▸ TASK MATERIAL
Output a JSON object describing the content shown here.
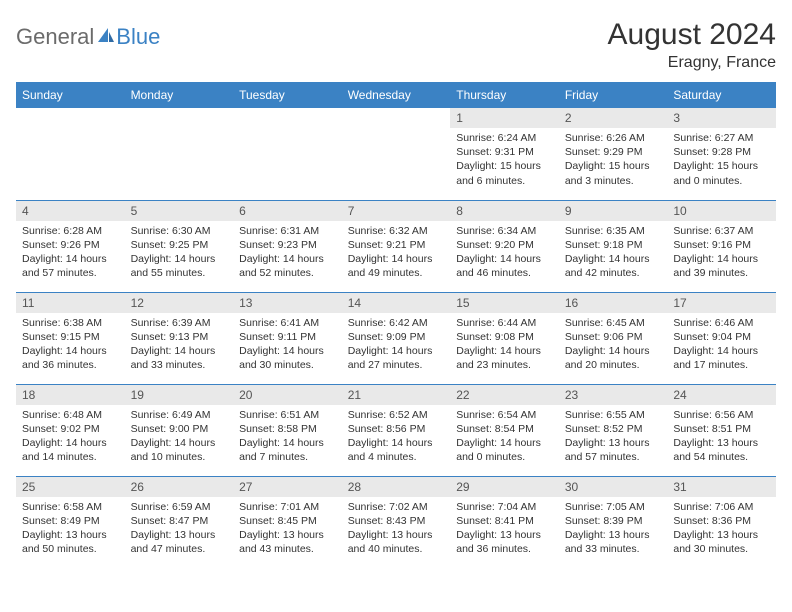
{
  "logo": {
    "word1": "General",
    "word2": "Blue"
  },
  "title": "August 2024",
  "location": "Eragny, France",
  "colors": {
    "header_bg": "#3b82c4",
    "header_text": "#ffffff",
    "daynum_bg": "#e9e9e9",
    "cell_border": "#3b82c4",
    "logo_gray": "#6b6b6b",
    "logo_blue": "#3b82c4"
  },
  "weekdays": [
    "Sunday",
    "Monday",
    "Tuesday",
    "Wednesday",
    "Thursday",
    "Friday",
    "Saturday"
  ],
  "first_weekday_index": 4,
  "days": [
    {
      "n": 1,
      "sunrise": "6:24 AM",
      "sunset": "9:31 PM",
      "daylight": "15 hours and 6 minutes."
    },
    {
      "n": 2,
      "sunrise": "6:26 AM",
      "sunset": "9:29 PM",
      "daylight": "15 hours and 3 minutes."
    },
    {
      "n": 3,
      "sunrise": "6:27 AM",
      "sunset": "9:28 PM",
      "daylight": "15 hours and 0 minutes."
    },
    {
      "n": 4,
      "sunrise": "6:28 AM",
      "sunset": "9:26 PM",
      "daylight": "14 hours and 57 minutes."
    },
    {
      "n": 5,
      "sunrise": "6:30 AM",
      "sunset": "9:25 PM",
      "daylight": "14 hours and 55 minutes."
    },
    {
      "n": 6,
      "sunrise": "6:31 AM",
      "sunset": "9:23 PM",
      "daylight": "14 hours and 52 minutes."
    },
    {
      "n": 7,
      "sunrise": "6:32 AM",
      "sunset": "9:21 PM",
      "daylight": "14 hours and 49 minutes."
    },
    {
      "n": 8,
      "sunrise": "6:34 AM",
      "sunset": "9:20 PM",
      "daylight": "14 hours and 46 minutes."
    },
    {
      "n": 9,
      "sunrise": "6:35 AM",
      "sunset": "9:18 PM",
      "daylight": "14 hours and 42 minutes."
    },
    {
      "n": 10,
      "sunrise": "6:37 AM",
      "sunset": "9:16 PM",
      "daylight": "14 hours and 39 minutes."
    },
    {
      "n": 11,
      "sunrise": "6:38 AM",
      "sunset": "9:15 PM",
      "daylight": "14 hours and 36 minutes."
    },
    {
      "n": 12,
      "sunrise": "6:39 AM",
      "sunset": "9:13 PM",
      "daylight": "14 hours and 33 minutes."
    },
    {
      "n": 13,
      "sunrise": "6:41 AM",
      "sunset": "9:11 PM",
      "daylight": "14 hours and 30 minutes."
    },
    {
      "n": 14,
      "sunrise": "6:42 AM",
      "sunset": "9:09 PM",
      "daylight": "14 hours and 27 minutes."
    },
    {
      "n": 15,
      "sunrise": "6:44 AM",
      "sunset": "9:08 PM",
      "daylight": "14 hours and 23 minutes."
    },
    {
      "n": 16,
      "sunrise": "6:45 AM",
      "sunset": "9:06 PM",
      "daylight": "14 hours and 20 minutes."
    },
    {
      "n": 17,
      "sunrise": "6:46 AM",
      "sunset": "9:04 PM",
      "daylight": "14 hours and 17 minutes."
    },
    {
      "n": 18,
      "sunrise": "6:48 AM",
      "sunset": "9:02 PM",
      "daylight": "14 hours and 14 minutes."
    },
    {
      "n": 19,
      "sunrise": "6:49 AM",
      "sunset": "9:00 PM",
      "daylight": "14 hours and 10 minutes."
    },
    {
      "n": 20,
      "sunrise": "6:51 AM",
      "sunset": "8:58 PM",
      "daylight": "14 hours and 7 minutes."
    },
    {
      "n": 21,
      "sunrise": "6:52 AM",
      "sunset": "8:56 PM",
      "daylight": "14 hours and 4 minutes."
    },
    {
      "n": 22,
      "sunrise": "6:54 AM",
      "sunset": "8:54 PM",
      "daylight": "14 hours and 0 minutes."
    },
    {
      "n": 23,
      "sunrise": "6:55 AM",
      "sunset": "8:52 PM",
      "daylight": "13 hours and 57 minutes."
    },
    {
      "n": 24,
      "sunrise": "6:56 AM",
      "sunset": "8:51 PM",
      "daylight": "13 hours and 54 minutes."
    },
    {
      "n": 25,
      "sunrise": "6:58 AM",
      "sunset": "8:49 PM",
      "daylight": "13 hours and 50 minutes."
    },
    {
      "n": 26,
      "sunrise": "6:59 AM",
      "sunset": "8:47 PM",
      "daylight": "13 hours and 47 minutes."
    },
    {
      "n": 27,
      "sunrise": "7:01 AM",
      "sunset": "8:45 PM",
      "daylight": "13 hours and 43 minutes."
    },
    {
      "n": 28,
      "sunrise": "7:02 AM",
      "sunset": "8:43 PM",
      "daylight": "13 hours and 40 minutes."
    },
    {
      "n": 29,
      "sunrise": "7:04 AM",
      "sunset": "8:41 PM",
      "daylight": "13 hours and 36 minutes."
    },
    {
      "n": 30,
      "sunrise": "7:05 AM",
      "sunset": "8:39 PM",
      "daylight": "13 hours and 33 minutes."
    },
    {
      "n": 31,
      "sunrise": "7:06 AM",
      "sunset": "8:36 PM",
      "daylight": "13 hours and 30 minutes."
    }
  ],
  "labels": {
    "sunrise": "Sunrise:",
    "sunset": "Sunset:",
    "daylight": "Daylight:"
  }
}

▸ EXERCISE OBJECTIVE
Quote the entries in full. Any image among them is to be omitted from the copy.

▸ RESPONSE
Output a JSON object describing the content shown here.
{
  "logo": {
    "word1": "General",
    "word2": "Blue"
  },
  "title": "August 2024",
  "location": "Eragny, France",
  "colors": {
    "header_bg": "#3b82c4",
    "header_text": "#ffffff",
    "daynum_bg": "#e9e9e9",
    "cell_border": "#3b82c4",
    "logo_gray": "#6b6b6b",
    "logo_blue": "#3b82c4"
  },
  "weekdays": [
    "Sunday",
    "Monday",
    "Tuesday",
    "Wednesday",
    "Thursday",
    "Friday",
    "Saturday"
  ],
  "first_weekday_index": 4,
  "days": [
    {
      "n": 1,
      "sunrise": "6:24 AM",
      "sunset": "9:31 PM",
      "daylight": "15 hours and 6 minutes."
    },
    {
      "n": 2,
      "sunrise": "6:26 AM",
      "sunset": "9:29 PM",
      "daylight": "15 hours and 3 minutes."
    },
    {
      "n": 3,
      "sunrise": "6:27 AM",
      "sunset": "9:28 PM",
      "daylight": "15 hours and 0 minutes."
    },
    {
      "n": 4,
      "sunrise": "6:28 AM",
      "sunset": "9:26 PM",
      "daylight": "14 hours and 57 minutes."
    },
    {
      "n": 5,
      "sunrise": "6:30 AM",
      "sunset": "9:25 PM",
      "daylight": "14 hours and 55 minutes."
    },
    {
      "n": 6,
      "sunrise": "6:31 AM",
      "sunset": "9:23 PM",
      "daylight": "14 hours and 52 minutes."
    },
    {
      "n": 7,
      "sunrise": "6:32 AM",
      "sunset": "9:21 PM",
      "daylight": "14 hours and 49 minutes."
    },
    {
      "n": 8,
      "sunrise": "6:34 AM",
      "sunset": "9:20 PM",
      "daylight": "14 hours and 46 minutes."
    },
    {
      "n": 9,
      "sunrise": "6:35 AM",
      "sunset": "9:18 PM",
      "daylight": "14 hours and 42 minutes."
    },
    {
      "n": 10,
      "sunrise": "6:37 AM",
      "sunset": "9:16 PM",
      "daylight": "14 hours and 39 minutes."
    },
    {
      "n": 11,
      "sunrise": "6:38 AM",
      "sunset": "9:15 PM",
      "daylight": "14 hours and 36 minutes."
    },
    {
      "n": 12,
      "sunrise": "6:39 AM",
      "sunset": "9:13 PM",
      "daylight": "14 hours and 33 minutes."
    },
    {
      "n": 13,
      "sunrise": "6:41 AM",
      "sunset": "9:11 PM",
      "daylight": "14 hours and 30 minutes."
    },
    {
      "n": 14,
      "sunrise": "6:42 AM",
      "sunset": "9:09 PM",
      "daylight": "14 hours and 27 minutes."
    },
    {
      "n": 15,
      "sunrise": "6:44 AM",
      "sunset": "9:08 PM",
      "daylight": "14 hours and 23 minutes."
    },
    {
      "n": 16,
      "sunrise": "6:45 AM",
      "sunset": "9:06 PM",
      "daylight": "14 hours and 20 minutes."
    },
    {
      "n": 17,
      "sunrise": "6:46 AM",
      "sunset": "9:04 PM",
      "daylight": "14 hours and 17 minutes."
    },
    {
      "n": 18,
      "sunrise": "6:48 AM",
      "sunset": "9:02 PM",
      "daylight": "14 hours and 14 minutes."
    },
    {
      "n": 19,
      "sunrise": "6:49 AM",
      "sunset": "9:00 PM",
      "daylight": "14 hours and 10 minutes."
    },
    {
      "n": 20,
      "sunrise": "6:51 AM",
      "sunset": "8:58 PM",
      "daylight": "14 hours and 7 minutes."
    },
    {
      "n": 21,
      "sunrise": "6:52 AM",
      "sunset": "8:56 PM",
      "daylight": "14 hours and 4 minutes."
    },
    {
      "n": 22,
      "sunrise": "6:54 AM",
      "sunset": "8:54 PM",
      "daylight": "14 hours and 0 minutes."
    },
    {
      "n": 23,
      "sunrise": "6:55 AM",
      "sunset": "8:52 PM",
      "daylight": "13 hours and 57 minutes."
    },
    {
      "n": 24,
      "sunrise": "6:56 AM",
      "sunset": "8:51 PM",
      "daylight": "13 hours and 54 minutes."
    },
    {
      "n": 25,
      "sunrise": "6:58 AM",
      "sunset": "8:49 PM",
      "daylight": "13 hours and 50 minutes."
    },
    {
      "n": 26,
      "sunrise": "6:59 AM",
      "sunset": "8:47 PM",
      "daylight": "13 hours and 47 minutes."
    },
    {
      "n": 27,
      "sunrise": "7:01 AM",
      "sunset": "8:45 PM",
      "daylight": "13 hours and 43 minutes."
    },
    {
      "n": 28,
      "sunrise": "7:02 AM",
      "sunset": "8:43 PM",
      "daylight": "13 hours and 40 minutes."
    },
    {
      "n": 29,
      "sunrise": "7:04 AM",
      "sunset": "8:41 PM",
      "daylight": "13 hours and 36 minutes."
    },
    {
      "n": 30,
      "sunrise": "7:05 AM",
      "sunset": "8:39 PM",
      "daylight": "13 hours and 33 minutes."
    },
    {
      "n": 31,
      "sunrise": "7:06 AM",
      "sunset": "8:36 PM",
      "daylight": "13 hours and 30 minutes."
    }
  ],
  "labels": {
    "sunrise": "Sunrise:",
    "sunset": "Sunset:",
    "daylight": "Daylight:"
  }
}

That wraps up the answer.